Start of SOURCE RECORDS

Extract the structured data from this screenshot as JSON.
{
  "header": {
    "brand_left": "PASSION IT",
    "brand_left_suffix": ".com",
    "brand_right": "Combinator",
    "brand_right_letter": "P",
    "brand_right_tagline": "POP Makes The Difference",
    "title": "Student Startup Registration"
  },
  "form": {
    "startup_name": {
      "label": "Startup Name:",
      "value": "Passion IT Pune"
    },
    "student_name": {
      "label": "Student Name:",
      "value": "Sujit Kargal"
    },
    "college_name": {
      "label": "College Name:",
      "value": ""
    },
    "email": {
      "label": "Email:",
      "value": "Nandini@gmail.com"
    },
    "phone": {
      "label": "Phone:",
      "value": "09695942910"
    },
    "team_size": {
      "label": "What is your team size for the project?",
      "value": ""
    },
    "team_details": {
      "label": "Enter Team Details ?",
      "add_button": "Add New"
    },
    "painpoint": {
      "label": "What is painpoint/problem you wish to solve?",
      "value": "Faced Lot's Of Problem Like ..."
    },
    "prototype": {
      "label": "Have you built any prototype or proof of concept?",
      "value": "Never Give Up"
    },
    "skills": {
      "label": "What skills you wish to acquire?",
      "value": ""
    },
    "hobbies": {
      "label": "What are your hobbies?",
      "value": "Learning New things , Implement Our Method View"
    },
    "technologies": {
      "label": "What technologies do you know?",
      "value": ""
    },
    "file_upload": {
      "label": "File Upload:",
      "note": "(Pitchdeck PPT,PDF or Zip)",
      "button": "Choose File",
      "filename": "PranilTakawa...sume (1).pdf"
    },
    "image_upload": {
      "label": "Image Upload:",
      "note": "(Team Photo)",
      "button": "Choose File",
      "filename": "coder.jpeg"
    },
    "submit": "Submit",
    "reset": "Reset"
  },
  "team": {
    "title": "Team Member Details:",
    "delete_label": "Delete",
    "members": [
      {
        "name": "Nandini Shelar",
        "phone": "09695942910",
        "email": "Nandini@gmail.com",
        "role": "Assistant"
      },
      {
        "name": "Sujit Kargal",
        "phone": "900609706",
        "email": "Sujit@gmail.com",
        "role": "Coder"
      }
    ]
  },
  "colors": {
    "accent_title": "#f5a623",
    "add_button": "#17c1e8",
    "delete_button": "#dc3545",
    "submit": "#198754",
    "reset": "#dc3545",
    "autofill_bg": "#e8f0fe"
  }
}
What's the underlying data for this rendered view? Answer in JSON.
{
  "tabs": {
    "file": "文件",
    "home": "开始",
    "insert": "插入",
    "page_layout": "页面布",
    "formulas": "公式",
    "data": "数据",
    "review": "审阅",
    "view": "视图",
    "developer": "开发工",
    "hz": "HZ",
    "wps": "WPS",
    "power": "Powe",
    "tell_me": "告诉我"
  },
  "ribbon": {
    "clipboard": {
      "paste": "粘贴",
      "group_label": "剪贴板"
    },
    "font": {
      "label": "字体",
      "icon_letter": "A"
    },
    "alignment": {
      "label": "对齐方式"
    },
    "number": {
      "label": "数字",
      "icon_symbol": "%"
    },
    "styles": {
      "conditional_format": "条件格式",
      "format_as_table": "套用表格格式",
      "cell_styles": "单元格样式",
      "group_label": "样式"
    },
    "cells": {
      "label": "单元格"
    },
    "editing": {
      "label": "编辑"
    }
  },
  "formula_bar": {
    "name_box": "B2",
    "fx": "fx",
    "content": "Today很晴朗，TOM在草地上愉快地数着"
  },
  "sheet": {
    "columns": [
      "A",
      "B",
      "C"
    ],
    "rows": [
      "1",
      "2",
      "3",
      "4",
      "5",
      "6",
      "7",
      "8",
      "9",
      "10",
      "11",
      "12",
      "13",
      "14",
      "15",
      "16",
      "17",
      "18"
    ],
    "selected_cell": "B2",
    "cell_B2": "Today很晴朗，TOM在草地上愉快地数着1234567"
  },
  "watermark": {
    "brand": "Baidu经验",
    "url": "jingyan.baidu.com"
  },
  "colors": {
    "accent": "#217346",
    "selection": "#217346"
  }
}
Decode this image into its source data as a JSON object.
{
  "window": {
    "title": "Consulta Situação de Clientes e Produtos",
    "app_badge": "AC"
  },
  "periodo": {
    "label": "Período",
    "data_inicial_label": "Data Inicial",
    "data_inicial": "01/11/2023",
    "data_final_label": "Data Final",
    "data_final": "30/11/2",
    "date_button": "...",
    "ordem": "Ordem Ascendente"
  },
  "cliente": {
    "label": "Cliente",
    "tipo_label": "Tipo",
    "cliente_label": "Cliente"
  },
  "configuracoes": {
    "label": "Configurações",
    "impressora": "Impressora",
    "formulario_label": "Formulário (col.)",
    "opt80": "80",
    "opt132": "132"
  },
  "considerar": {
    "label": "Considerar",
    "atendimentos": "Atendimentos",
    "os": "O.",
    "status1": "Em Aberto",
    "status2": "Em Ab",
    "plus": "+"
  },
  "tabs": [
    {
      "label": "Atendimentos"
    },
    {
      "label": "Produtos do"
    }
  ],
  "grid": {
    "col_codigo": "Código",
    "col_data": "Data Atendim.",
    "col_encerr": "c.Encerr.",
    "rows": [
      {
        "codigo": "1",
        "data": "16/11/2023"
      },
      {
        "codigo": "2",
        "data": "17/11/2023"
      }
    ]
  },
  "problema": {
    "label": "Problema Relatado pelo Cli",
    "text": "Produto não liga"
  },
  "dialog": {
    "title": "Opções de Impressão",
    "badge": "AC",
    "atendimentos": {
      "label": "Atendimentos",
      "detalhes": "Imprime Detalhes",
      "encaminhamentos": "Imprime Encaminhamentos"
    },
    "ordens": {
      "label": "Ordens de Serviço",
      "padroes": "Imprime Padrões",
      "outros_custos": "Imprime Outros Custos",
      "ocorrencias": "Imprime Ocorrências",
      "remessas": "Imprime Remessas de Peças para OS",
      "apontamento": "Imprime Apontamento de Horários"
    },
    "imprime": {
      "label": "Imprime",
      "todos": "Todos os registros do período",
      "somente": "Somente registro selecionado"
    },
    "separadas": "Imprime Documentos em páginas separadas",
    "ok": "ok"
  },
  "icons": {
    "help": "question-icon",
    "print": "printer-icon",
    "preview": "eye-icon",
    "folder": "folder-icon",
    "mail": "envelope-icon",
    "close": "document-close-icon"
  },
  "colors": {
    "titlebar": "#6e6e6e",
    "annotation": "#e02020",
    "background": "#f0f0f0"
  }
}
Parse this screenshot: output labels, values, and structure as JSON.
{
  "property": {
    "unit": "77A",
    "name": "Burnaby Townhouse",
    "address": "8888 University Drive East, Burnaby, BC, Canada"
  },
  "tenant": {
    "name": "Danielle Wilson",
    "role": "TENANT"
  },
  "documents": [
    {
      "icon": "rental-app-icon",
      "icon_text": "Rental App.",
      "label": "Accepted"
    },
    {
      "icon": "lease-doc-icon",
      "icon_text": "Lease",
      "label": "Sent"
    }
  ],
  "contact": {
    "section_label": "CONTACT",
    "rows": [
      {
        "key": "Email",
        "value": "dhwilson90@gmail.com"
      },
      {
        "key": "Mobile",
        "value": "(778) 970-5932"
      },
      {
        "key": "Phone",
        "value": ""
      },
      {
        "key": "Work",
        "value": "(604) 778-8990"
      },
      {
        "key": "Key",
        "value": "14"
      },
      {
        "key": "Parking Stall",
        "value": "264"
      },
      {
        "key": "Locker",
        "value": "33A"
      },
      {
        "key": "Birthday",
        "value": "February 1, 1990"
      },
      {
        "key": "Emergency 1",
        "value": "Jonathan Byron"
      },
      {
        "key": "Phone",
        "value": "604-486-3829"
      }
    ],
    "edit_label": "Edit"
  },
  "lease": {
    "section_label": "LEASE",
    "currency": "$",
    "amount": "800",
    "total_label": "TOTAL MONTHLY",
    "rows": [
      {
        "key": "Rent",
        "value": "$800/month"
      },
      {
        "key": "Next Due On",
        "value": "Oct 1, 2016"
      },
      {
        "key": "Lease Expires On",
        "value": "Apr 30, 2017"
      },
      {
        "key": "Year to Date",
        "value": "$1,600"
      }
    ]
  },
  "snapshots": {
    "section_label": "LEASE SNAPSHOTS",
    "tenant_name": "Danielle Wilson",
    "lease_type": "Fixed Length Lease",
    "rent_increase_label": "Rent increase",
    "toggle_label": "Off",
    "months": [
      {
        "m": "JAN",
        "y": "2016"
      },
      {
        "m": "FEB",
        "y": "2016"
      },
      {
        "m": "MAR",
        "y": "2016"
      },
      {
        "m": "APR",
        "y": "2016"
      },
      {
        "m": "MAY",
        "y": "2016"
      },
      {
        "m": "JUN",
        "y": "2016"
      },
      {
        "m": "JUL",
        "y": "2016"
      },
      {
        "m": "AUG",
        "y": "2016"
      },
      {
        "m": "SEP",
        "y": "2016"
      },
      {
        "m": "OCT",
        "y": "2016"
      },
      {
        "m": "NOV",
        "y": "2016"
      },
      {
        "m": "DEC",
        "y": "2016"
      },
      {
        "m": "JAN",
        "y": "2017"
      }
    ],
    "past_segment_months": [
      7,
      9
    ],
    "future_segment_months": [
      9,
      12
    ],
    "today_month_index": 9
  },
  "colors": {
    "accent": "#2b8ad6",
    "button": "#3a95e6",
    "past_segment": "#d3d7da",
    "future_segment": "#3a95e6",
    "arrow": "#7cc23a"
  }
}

End of SOURCE RECORDS

» **EXERCISE INSTRUCTIONS**:
Using the material above, report each line where "Sujit" occurs.

» **TASK RESULT**:
      "value": "Sujit Kargal"
        "name": "Sujit Kargal",
        "email": "Sujit@gmail.com",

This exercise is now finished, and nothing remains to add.